(Part of a data file)
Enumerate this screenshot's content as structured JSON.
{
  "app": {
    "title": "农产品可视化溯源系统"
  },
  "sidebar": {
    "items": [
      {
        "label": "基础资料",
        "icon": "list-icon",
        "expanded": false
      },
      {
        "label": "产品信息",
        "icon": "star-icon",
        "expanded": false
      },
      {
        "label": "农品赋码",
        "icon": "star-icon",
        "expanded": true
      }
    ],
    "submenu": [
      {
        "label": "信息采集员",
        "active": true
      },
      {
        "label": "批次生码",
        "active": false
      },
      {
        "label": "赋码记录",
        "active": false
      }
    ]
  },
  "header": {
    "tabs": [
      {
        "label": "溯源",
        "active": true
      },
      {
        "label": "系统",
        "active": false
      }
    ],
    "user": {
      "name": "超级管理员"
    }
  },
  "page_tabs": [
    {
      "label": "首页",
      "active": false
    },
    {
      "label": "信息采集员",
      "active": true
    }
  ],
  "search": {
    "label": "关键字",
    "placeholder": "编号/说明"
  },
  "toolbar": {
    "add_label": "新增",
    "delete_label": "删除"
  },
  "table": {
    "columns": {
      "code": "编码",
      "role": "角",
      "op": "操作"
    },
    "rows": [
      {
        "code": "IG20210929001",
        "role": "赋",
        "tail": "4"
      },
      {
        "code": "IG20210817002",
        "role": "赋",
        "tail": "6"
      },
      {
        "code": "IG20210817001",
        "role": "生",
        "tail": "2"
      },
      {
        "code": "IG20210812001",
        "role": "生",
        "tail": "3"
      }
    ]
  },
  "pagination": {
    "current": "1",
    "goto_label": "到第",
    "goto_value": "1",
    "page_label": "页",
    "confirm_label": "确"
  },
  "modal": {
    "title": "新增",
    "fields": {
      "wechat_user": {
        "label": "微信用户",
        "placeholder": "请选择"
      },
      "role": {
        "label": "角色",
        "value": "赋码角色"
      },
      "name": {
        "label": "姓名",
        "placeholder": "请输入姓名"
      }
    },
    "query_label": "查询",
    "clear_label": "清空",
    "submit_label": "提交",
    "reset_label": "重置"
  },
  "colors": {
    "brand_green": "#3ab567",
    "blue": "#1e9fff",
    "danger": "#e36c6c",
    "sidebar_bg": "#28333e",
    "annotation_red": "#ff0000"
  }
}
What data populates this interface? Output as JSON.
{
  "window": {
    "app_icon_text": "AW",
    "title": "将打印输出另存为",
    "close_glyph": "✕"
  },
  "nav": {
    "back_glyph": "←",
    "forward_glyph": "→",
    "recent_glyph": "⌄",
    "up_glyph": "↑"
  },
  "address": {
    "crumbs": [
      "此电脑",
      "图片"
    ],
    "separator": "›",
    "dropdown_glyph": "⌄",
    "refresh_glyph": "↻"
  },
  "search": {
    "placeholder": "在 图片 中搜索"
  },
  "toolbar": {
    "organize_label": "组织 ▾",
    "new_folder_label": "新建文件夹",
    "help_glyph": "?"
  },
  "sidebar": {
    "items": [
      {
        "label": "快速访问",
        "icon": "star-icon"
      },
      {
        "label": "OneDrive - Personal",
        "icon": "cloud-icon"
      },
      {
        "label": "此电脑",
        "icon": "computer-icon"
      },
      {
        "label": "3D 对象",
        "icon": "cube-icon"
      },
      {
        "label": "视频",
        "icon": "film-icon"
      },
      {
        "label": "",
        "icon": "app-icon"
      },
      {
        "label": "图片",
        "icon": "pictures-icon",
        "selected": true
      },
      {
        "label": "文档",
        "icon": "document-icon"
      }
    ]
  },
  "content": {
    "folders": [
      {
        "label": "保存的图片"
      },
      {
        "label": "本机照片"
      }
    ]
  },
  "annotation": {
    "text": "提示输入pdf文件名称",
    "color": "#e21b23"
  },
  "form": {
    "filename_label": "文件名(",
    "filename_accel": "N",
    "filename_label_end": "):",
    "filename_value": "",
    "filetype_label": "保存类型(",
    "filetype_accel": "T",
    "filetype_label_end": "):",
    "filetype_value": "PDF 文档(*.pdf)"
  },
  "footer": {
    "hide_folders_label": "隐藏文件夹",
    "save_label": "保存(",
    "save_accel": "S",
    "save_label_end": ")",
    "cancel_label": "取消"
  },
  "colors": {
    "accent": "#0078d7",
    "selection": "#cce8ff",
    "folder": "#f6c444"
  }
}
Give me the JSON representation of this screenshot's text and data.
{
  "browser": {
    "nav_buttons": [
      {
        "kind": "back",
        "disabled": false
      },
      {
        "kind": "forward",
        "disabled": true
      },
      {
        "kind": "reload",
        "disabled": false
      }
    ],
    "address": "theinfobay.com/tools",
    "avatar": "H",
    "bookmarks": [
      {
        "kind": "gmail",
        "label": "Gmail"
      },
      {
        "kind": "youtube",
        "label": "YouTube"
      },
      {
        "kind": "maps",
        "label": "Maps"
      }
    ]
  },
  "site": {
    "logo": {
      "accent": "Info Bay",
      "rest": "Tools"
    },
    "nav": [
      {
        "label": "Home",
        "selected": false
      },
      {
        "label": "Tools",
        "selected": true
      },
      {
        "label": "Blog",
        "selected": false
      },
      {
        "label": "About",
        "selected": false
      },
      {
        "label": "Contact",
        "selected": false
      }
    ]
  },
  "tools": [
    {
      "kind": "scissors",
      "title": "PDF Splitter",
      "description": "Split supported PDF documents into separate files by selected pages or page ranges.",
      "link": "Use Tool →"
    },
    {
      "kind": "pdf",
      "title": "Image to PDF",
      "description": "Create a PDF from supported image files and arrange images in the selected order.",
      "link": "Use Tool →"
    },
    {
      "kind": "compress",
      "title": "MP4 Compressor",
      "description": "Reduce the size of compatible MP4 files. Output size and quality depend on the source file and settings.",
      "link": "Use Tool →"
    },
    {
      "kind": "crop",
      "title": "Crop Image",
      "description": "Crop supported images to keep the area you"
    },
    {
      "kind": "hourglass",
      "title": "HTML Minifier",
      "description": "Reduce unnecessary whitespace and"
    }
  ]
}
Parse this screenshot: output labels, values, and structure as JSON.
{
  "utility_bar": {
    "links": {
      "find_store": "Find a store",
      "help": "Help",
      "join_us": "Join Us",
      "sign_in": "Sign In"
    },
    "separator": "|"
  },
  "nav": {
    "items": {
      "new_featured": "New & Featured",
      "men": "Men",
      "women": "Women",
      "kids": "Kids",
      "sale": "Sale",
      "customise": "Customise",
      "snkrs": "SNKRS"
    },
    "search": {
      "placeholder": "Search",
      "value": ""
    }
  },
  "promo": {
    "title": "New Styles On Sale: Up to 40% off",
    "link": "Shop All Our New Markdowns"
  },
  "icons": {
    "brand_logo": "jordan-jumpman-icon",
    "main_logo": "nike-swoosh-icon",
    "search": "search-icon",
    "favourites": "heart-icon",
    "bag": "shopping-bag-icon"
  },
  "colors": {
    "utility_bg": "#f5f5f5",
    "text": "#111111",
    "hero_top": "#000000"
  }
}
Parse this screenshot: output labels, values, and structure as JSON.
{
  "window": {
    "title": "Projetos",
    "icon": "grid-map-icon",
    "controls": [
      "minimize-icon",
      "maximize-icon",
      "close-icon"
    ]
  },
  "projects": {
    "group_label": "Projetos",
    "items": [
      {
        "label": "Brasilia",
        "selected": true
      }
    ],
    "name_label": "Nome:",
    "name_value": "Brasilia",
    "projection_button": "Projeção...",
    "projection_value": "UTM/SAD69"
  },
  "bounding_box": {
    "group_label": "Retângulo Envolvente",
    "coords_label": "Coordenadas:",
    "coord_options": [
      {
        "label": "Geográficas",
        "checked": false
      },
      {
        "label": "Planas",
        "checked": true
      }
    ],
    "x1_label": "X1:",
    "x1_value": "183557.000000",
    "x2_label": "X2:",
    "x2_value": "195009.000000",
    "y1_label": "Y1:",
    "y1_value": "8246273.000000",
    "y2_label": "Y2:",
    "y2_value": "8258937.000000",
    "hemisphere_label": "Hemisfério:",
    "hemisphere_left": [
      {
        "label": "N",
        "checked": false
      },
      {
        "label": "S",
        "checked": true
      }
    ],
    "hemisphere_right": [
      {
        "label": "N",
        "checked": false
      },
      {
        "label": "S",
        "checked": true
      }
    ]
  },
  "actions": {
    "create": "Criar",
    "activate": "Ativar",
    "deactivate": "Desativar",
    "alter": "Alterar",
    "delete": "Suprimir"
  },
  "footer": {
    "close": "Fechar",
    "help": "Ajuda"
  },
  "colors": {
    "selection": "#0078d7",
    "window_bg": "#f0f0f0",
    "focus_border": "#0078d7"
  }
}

= Required work =
Look through the data above. Find each line with the string "Sale" and copy it.

= Solution below =
      "sale": "Sale",
    "title": "New Styles On Sale: Up to 40% off",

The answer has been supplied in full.